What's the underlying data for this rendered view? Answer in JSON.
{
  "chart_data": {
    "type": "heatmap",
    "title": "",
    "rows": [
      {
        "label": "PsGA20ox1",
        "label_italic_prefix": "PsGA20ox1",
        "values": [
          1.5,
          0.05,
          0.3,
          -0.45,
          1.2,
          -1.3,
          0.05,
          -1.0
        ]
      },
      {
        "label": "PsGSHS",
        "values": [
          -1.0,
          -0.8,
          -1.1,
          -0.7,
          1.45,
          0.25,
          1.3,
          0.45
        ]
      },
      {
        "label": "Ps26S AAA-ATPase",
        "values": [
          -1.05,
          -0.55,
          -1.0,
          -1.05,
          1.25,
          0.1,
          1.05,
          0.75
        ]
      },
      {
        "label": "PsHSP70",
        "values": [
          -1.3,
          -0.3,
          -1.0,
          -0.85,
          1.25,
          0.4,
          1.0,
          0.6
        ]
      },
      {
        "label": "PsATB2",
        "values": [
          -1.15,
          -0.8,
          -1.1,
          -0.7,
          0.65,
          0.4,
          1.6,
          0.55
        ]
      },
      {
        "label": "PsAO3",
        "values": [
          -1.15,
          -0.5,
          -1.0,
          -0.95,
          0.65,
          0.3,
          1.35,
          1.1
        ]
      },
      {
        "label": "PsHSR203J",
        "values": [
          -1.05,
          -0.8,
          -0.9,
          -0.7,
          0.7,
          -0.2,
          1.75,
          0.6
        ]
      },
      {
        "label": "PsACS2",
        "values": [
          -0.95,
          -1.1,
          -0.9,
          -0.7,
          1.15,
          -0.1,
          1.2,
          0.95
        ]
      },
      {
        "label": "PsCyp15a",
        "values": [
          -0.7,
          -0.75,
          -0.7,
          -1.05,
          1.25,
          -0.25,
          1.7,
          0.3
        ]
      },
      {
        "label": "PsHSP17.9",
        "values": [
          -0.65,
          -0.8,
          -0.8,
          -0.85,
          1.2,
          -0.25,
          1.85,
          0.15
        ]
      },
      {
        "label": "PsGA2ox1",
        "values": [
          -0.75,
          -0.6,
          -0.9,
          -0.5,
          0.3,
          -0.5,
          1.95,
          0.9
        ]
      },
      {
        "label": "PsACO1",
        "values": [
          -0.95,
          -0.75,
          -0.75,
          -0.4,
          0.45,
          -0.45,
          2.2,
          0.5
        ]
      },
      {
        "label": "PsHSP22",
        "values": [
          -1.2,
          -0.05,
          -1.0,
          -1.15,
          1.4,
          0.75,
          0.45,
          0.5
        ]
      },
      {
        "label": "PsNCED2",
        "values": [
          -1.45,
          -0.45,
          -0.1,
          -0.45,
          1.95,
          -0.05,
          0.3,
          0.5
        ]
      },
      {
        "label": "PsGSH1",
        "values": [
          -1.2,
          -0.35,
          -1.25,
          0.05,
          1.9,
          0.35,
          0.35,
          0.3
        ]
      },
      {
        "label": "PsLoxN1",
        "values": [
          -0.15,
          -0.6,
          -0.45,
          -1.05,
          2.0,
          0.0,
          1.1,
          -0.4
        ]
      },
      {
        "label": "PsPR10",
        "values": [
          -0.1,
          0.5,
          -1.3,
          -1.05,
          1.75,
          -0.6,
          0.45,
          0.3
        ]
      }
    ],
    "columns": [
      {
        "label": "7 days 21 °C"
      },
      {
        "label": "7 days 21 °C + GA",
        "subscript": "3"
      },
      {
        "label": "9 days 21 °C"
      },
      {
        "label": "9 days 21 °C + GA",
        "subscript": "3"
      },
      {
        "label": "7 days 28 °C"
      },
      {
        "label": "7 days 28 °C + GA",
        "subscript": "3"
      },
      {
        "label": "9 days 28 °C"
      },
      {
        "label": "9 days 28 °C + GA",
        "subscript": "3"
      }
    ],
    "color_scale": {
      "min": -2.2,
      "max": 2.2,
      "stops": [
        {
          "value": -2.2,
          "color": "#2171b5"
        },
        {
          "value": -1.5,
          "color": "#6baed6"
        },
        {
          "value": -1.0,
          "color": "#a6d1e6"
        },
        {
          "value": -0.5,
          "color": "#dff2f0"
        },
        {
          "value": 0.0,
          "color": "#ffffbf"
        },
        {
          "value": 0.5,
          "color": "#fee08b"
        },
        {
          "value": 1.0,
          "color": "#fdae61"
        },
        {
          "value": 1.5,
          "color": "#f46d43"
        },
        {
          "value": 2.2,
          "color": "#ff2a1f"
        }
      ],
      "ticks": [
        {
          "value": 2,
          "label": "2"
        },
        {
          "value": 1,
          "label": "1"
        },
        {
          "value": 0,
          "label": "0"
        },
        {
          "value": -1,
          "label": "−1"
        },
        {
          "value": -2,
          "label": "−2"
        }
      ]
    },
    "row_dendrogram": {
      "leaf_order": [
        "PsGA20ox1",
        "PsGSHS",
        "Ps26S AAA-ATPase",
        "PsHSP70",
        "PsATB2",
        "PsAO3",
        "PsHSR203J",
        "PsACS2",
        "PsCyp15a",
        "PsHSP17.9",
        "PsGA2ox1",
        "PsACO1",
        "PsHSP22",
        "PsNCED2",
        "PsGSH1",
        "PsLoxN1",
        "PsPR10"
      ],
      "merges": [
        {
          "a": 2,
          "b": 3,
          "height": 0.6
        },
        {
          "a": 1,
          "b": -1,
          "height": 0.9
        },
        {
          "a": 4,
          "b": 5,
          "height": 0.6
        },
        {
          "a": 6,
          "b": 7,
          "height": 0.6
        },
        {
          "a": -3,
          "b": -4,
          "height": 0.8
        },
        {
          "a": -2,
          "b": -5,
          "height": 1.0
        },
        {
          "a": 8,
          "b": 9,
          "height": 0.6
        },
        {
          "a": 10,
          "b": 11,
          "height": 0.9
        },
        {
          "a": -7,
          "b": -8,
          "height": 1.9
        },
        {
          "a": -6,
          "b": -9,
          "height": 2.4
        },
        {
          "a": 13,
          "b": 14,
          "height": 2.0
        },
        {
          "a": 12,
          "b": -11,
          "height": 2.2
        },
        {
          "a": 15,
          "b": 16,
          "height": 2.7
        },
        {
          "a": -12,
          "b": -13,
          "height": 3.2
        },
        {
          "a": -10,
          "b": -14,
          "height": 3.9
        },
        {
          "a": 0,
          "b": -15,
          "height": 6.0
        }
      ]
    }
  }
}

☆ ☆ ☆ ☆

→ **WORK REQUIRED**: The whole listing above needs to be written out again exactly.

→ **WORKED SOLUTION**:
What's the underlying data for this rendered view? Answer in JSON.
{
  "chart_data": {
    "type": "heatmap",
    "title": "",
    "rows": [
      {
        "label": "PsGA20ox1",
        "label_italic_prefix": "PsGA20ox1",
        "values": [
          1.5,
          0.05,
          0.3,
          -0.45,
          1.2,
          -1.3,
          0.05,
          -1.0
        ]
      },
      {
        "label": "PsGSHS",
        "values": [
          -1.0,
          -0.8,
          -1.1,
          -0.7,
          1.45,
          0.25,
          1.3,
          0.45
        ]
      },
      {
        "label": "Ps26S AAA-ATPase",
        "values": [
          -1.05,
          -0.55,
          -1.0,
          -1.05,
          1.25,
          0.1,
          1.05,
          0.75
        ]
      },
      {
        "label": "PsHSP70",
        "values": [
          -1.3,
          -0.3,
          -1.0,
          -0.85,
          1.25,
          0.4,
          1.0,
          0.6
        ]
      },
      {
        "label": "PsATB2",
        "values": [
          -1.15,
          -0.8,
          -1.1,
          -0.7,
          0.65,
          0.4,
          1.6,
          0.55
        ]
      },
      {
        "label": "PsAO3",
        "values": [
          -1.15,
          -0.5,
          -1.0,
          -0.95,
          0.65,
          0.3,
          1.35,
          1.1
        ]
      },
      {
        "label": "PsHSR203J",
        "values": [
          -1.05,
          -0.8,
          -0.9,
          -0.7,
          0.7,
          -0.2,
          1.75,
          0.6
        ]
      },
      {
        "label": "PsACS2",
        "values": [
          -0.95,
          -1.1,
          -0.9,
          -0.7,
          1.15,
          -0.1,
          1.2,
          0.95
        ]
      },
      {
        "label": "PsCyp15a",
        "values": [
          -0.7,
          -0.75,
          -0.7,
          -1.05,
          1.25,
          -0.25,
          1.7,
          0.3
        ]
      },
      {
        "label": "PsHSP17.9",
        "values": [
          -0.65,
          -0.8,
          -0.8,
          -0.85,
          1.2,
          -0.25,
          1.85,
          0.15
        ]
      },
      {
        "label": "PsGA2ox1",
        "values": [
          -0.75,
          -0.6,
          -0.9,
          -0.5,
          0.3,
          -0.5,
          1.95,
          0.9
        ]
      },
      {
        "label": "PsACO1",
        "values": [
          -0.95,
          -0.75,
          -0.75,
          -0.4,
          0.45,
          -0.45,
          2.2,
          0.5
        ]
      },
      {
        "label": "PsHSP22",
        "values": [
          -1.2,
          -0.05,
          -1.0,
          -1.15,
          1.4,
          0.75,
          0.45,
          0.5
        ]
      },
      {
        "label": "PsNCED2",
        "values": [
          -1.45,
          -0.45,
          -0.1,
          -0.45,
          1.95,
          -0.05,
          0.3,
          0.5
        ]
      },
      {
        "label": "PsGSH1",
        "values": [
          -1.2,
          -0.35,
          -1.25,
          0.05,
          1.9,
          0.35,
          0.35,
          0.3
        ]
      },
      {
        "label": "PsLoxN1",
        "values": [
          -0.15,
          -0.6,
          -0.45,
          -1.05,
          2.0,
          0.0,
          1.1,
          -0.4
        ]
      },
      {
        "label": "PsPR10",
        "values": [
          -0.1,
          0.5,
          -1.3,
          -1.05,
          1.75,
          -0.6,
          0.45,
          0.3
        ]
      }
    ],
    "columns": [
      {
        "label": "7 days 21 °C"
      },
      {
        "label": "7 days 21 °C + GA",
        "subscript": "3"
      },
      {
        "label": "9 days 21 °C"
      },
      {
        "label": "9 days 21 °C + GA",
        "subscript": "3"
      },
      {
        "label": "7 days 28 °C"
      },
      {
        "label": "7 days 28 °C + GA",
        "subscript": "3"
      },
      {
        "label": "9 days 28 °C"
      },
      {
        "label": "9 days 28 °C + GA",
        "subscript": "3"
      }
    ],
    "color_scale": {
      "min": -2.2,
      "max": 2.2,
      "stops": [
        {
          "value": -2.2,
          "color": "#2171b5"
        },
        {
          "value": -1.5,
          "color": "#6baed6"
        },
        {
          "value": -1.0,
          "color": "#a6d1e6"
        },
        {
          "value": -0.5,
          "color": "#dff2f0"
        },
        {
          "value": 0.0,
          "color": "#ffffbf"
        },
        {
          "value": 0.5,
          "color": "#fee08b"
        },
        {
          "value": 1.0,
          "color": "#fdae61"
        },
        {
          "value": 1.5,
          "color": "#f46d43"
        },
        {
          "value": 2.2,
          "color": "#ff2a1f"
        }
      ],
      "ticks": [
        {
          "value": 2,
          "label": "2"
        },
        {
          "value": 1,
          "label": "1"
        },
        {
          "value": 0,
          "label": "0"
        },
        {
          "value": -1,
          "label": "−1"
        },
        {
          "value": -2,
          "label": "−2"
        }
      ]
    },
    "row_dendrogram": {
      "leaf_order": [
        "PsGA20ox1",
        "PsGSHS",
        "Ps26S AAA-ATPase",
        "PsHSP70",
        "PsATB2",
        "PsAO3",
        "PsHSR203J",
        "PsACS2",
        "PsCyp15a",
        "PsHSP17.9",
        "PsGA2ox1",
        "PsACO1",
        "PsHSP22",
        "PsNCED2",
        "PsGSH1",
        "PsLoxN1",
        "PsPR10"
      ],
      "merges": [
        {
          "a": 2,
          "b": 3,
          "height": 0.6
        },
        {
          "a": 1,
          "b": -1,
          "height": 0.9
        },
        {
          "a": 4,
          "b": 5,
          "height": 0.6
        },
        {
          "a": 6,
          "b": 7,
          "height": 0.6
        },
        {
          "a": -3,
          "b": -4,
          "height": 0.8
        },
        {
          "a": -2,
          "b": -5,
          "height": 1.0
        },
        {
          "a": 8,
          "b": 9,
          "height": 0.6
        },
        {
          "a": 10,
          "b": 11,
          "height": 0.9
        },
        {
          "a": -7,
          "b": -8,
          "height": 1.9
        },
        {
          "a": -6,
          "b": -9,
          "height": 2.4
        },
        {
          "a": 13,
          "b": 14,
          "height": 2.0
        },
        {
          "a": 12,
          "b": -11,
          "height": 2.2
        },
        {
          "a": 15,
          "b": 16,
          "height": 2.7
        },
        {
          "a": -12,
          "b": -13,
          "height": 3.2
        },
        {
          "a": -10,
          "b": -14,
          "height": 3.9
        },
        {
          "a": 0,
          "b": -15,
          "height": 6.0
        }
      ]
    }
  }
}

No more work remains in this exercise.